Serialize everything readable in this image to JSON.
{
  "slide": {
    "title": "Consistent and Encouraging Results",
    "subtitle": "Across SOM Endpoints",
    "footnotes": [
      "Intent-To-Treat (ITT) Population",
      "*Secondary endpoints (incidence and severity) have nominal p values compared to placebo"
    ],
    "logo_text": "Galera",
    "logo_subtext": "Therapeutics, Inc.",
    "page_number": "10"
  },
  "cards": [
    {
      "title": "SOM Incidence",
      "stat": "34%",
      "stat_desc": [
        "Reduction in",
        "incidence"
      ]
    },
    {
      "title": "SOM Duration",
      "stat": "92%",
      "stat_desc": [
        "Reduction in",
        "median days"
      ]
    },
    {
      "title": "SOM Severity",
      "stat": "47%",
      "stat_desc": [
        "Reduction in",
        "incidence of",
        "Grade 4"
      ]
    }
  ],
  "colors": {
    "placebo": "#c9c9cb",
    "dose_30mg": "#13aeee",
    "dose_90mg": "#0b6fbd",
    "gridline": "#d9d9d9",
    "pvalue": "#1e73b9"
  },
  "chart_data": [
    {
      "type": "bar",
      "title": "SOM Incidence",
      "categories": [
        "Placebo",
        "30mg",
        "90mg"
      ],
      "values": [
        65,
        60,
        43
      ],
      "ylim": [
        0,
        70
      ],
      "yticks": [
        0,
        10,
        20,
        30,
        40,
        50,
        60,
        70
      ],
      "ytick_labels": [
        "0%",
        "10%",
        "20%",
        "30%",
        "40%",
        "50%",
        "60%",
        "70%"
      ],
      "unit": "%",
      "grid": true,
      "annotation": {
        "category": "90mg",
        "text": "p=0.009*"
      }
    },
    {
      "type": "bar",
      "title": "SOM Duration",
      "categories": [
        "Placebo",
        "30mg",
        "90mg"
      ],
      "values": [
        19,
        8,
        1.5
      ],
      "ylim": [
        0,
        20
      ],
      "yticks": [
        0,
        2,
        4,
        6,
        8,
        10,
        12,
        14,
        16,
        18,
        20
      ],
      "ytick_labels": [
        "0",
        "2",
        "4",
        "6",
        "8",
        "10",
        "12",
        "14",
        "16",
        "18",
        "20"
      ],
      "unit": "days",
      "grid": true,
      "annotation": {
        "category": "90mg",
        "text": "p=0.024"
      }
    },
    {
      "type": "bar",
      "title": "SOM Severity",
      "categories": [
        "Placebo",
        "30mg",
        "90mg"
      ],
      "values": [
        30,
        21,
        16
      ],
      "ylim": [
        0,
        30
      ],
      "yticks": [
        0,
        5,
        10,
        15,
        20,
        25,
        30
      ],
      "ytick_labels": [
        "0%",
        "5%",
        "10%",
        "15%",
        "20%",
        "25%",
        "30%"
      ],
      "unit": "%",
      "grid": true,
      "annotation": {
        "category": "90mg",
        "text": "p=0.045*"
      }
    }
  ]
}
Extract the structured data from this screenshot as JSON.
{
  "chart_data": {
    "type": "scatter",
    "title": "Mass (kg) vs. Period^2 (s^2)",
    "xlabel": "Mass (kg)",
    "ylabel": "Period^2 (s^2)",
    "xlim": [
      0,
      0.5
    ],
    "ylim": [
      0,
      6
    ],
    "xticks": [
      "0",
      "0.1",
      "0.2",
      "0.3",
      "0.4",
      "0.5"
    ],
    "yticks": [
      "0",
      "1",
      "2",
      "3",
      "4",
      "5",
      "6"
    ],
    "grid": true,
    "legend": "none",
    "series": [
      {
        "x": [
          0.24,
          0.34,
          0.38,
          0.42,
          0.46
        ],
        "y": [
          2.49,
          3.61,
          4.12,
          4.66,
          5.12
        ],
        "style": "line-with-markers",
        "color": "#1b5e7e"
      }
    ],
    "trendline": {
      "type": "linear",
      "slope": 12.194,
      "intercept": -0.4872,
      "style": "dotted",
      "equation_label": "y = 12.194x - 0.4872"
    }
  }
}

## Job
Reproduce, exactly and with nothing added, the lines from the one that includes "Extract the structured" through the last line of the material.

## Correct response
Extract the structured data from this screenshot as JSON.
{
  "chart_data": {
    "type": "scatter",
    "title": "Mass (kg) vs. Period^2 (s^2)",
    "xlabel": "Mass (kg)",
    "ylabel": "Period^2 (s^2)",
    "xlim": [
      0,
      0.5
    ],
    "ylim": [
      0,
      6
    ],
    "xticks": [
      "0",
      "0.1",
      "0.2",
      "0.3",
      "0.4",
      "0.5"
    ],
    "yticks": [
      "0",
      "1",
      "2",
      "3",
      "4",
      "5",
      "6"
    ],
    "grid": true,
    "legend": "none",
    "series": [
      {
        "x": [
          0.24,
          0.34,
          0.38,
          0.42,
          0.46
        ],
        "y": [
          2.49,
          3.61,
          4.12,
          4.66,
          5.12
        ],
        "style": "line-with-markers",
        "color": "#1b5e7e"
      }
    ],
    "trendline": {
      "type": "linear",
      "slope": 12.194,
      "intercept": -0.4872,
      "style": "dotted",
      "equation_label": "y = 12.194x - 0.4872"
    }
  }
}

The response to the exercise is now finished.